◆ What the exercise asks ◆
Find how many lines of the listing below include the word "Transcribe", then report the number by itself.

◆ Information given ◆
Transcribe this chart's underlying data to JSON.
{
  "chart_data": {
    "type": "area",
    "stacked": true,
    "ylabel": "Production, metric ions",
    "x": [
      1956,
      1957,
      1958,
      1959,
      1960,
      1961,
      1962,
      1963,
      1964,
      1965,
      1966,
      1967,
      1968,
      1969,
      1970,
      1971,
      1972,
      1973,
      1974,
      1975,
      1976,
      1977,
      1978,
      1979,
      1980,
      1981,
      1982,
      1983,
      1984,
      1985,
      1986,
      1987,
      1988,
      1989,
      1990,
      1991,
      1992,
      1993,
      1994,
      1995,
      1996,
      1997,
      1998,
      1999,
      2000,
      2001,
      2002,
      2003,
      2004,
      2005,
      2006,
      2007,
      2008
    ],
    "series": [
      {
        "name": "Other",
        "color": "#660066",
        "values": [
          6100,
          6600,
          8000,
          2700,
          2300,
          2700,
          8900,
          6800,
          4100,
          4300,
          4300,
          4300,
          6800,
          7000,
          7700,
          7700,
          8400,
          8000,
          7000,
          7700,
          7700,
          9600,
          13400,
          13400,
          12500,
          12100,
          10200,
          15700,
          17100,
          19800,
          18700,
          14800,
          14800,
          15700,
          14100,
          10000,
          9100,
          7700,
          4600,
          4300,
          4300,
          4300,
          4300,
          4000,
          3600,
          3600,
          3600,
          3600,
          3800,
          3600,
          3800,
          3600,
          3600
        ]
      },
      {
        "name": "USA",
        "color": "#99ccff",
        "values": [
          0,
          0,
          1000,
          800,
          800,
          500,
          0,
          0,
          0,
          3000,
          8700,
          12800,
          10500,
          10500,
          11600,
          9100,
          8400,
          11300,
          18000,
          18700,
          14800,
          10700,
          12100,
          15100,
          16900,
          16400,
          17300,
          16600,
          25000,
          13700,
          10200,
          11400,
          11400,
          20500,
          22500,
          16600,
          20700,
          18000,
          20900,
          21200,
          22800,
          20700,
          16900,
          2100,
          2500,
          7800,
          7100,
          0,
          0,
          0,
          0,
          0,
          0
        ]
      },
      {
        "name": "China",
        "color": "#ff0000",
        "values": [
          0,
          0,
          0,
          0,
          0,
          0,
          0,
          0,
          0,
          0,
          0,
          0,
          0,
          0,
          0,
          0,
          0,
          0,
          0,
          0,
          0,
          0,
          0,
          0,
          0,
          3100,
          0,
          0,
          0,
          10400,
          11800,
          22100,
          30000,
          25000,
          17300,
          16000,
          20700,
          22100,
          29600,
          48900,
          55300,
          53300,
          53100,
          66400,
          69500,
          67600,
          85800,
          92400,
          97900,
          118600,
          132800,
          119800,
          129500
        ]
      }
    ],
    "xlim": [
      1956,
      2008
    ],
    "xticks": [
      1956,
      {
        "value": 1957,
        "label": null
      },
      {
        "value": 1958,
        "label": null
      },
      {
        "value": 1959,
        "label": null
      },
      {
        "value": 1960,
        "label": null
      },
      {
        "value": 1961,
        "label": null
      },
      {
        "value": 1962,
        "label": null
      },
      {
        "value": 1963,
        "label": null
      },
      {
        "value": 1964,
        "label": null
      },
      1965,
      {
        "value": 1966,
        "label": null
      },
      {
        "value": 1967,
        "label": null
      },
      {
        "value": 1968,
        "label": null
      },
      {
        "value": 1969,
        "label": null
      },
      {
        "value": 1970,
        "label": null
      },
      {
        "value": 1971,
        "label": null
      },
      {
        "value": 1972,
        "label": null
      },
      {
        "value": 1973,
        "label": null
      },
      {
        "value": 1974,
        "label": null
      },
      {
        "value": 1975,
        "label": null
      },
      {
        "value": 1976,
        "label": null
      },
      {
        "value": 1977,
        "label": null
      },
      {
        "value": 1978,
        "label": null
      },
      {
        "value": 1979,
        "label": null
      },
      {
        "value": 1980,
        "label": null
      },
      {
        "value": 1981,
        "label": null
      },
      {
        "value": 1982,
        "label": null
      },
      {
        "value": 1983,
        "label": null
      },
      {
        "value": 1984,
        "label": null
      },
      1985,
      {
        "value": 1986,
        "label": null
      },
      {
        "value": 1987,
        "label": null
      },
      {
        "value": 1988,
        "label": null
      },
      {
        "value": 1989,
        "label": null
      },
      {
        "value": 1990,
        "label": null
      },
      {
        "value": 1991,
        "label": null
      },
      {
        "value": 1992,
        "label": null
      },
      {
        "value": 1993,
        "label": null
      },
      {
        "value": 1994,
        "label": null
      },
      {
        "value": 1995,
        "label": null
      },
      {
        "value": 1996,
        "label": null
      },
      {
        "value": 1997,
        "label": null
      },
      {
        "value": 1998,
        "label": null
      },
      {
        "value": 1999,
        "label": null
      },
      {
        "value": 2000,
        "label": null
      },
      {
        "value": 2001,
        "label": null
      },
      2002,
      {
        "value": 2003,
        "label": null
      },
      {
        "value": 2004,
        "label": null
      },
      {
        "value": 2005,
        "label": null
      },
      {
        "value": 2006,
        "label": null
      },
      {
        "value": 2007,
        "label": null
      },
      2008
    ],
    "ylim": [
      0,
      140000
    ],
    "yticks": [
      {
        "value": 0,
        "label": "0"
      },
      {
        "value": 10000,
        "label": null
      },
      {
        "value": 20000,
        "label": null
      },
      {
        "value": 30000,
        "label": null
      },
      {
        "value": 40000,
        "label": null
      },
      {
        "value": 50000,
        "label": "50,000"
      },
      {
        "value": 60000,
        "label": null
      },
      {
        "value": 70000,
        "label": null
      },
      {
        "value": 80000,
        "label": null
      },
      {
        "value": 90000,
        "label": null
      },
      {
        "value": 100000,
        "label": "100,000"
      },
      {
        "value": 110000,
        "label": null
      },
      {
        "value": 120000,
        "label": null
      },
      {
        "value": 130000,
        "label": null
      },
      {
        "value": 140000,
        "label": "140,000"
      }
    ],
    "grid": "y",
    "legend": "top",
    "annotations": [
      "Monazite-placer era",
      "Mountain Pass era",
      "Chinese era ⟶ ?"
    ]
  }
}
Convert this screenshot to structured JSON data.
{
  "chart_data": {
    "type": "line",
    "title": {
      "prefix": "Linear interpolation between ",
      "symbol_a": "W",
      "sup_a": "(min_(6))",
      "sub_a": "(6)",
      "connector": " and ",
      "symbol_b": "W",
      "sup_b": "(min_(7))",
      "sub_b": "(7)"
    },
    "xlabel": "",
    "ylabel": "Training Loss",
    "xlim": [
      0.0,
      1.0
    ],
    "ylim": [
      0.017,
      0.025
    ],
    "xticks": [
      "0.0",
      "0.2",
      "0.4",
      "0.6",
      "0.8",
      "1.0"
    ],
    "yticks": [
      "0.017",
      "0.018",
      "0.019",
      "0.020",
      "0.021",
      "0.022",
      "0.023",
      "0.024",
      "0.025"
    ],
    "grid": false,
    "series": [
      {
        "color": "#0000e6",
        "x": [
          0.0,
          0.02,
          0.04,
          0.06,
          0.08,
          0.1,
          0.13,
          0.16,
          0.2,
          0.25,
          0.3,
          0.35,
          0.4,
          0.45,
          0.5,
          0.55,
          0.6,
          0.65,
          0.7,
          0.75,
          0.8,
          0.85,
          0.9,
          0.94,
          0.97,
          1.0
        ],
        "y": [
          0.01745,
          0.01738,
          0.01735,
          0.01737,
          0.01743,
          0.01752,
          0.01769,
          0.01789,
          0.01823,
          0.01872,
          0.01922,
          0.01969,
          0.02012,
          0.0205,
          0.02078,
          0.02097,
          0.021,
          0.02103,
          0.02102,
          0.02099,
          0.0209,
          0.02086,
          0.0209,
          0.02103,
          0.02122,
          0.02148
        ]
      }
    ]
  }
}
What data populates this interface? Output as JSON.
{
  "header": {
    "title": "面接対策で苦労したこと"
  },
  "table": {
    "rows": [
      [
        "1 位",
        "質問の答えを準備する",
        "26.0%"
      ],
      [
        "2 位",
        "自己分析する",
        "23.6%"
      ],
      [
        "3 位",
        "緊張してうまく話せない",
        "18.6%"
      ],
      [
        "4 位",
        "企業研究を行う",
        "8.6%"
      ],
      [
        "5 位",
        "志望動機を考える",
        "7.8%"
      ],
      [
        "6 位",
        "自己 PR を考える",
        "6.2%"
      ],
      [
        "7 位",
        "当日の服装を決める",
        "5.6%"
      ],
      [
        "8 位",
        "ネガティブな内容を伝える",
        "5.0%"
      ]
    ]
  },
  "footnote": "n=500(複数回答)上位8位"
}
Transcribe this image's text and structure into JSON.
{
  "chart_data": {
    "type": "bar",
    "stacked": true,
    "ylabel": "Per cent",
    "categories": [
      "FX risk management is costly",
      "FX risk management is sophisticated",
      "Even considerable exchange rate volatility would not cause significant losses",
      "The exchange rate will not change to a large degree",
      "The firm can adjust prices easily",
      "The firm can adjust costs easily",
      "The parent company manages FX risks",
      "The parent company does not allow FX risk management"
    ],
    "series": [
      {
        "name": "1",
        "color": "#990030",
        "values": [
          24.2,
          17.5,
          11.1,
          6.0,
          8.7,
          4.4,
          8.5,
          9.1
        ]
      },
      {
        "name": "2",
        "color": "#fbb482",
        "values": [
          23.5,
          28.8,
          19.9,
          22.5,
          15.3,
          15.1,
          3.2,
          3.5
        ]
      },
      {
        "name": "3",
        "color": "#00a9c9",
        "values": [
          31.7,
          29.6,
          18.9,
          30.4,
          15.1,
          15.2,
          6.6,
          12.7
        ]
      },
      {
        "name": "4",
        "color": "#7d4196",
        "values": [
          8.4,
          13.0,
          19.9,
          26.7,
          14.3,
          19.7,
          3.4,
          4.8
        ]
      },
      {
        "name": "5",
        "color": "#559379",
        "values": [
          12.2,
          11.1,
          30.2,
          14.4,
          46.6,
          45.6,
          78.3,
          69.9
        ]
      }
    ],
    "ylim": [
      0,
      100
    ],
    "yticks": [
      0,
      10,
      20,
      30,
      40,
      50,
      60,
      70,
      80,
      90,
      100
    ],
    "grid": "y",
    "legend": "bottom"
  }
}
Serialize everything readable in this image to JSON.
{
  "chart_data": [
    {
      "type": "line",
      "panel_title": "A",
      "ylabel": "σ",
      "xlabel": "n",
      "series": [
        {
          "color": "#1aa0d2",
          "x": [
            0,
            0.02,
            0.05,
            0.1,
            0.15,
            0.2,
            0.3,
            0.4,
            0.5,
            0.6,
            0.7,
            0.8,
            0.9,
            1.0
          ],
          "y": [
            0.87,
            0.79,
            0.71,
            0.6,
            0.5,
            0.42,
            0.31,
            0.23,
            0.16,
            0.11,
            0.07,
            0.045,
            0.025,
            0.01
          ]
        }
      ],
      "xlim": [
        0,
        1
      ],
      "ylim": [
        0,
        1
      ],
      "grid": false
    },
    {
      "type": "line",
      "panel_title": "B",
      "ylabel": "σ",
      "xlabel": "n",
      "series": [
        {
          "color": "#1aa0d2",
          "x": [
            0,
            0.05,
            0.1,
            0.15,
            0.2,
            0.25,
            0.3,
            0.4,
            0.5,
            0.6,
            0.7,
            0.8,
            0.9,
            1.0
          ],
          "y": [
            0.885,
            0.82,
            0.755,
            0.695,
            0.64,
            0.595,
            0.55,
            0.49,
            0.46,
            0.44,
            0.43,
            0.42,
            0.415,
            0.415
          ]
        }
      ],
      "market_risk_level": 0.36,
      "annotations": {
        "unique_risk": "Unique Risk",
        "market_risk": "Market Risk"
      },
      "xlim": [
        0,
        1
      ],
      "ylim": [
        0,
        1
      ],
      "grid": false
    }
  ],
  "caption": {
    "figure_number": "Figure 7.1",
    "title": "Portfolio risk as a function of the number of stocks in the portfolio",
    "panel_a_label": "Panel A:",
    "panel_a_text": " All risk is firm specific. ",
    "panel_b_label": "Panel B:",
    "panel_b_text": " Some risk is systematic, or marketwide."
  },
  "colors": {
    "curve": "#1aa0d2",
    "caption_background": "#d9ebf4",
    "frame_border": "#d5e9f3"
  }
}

◆ Solution for this problem ◆
2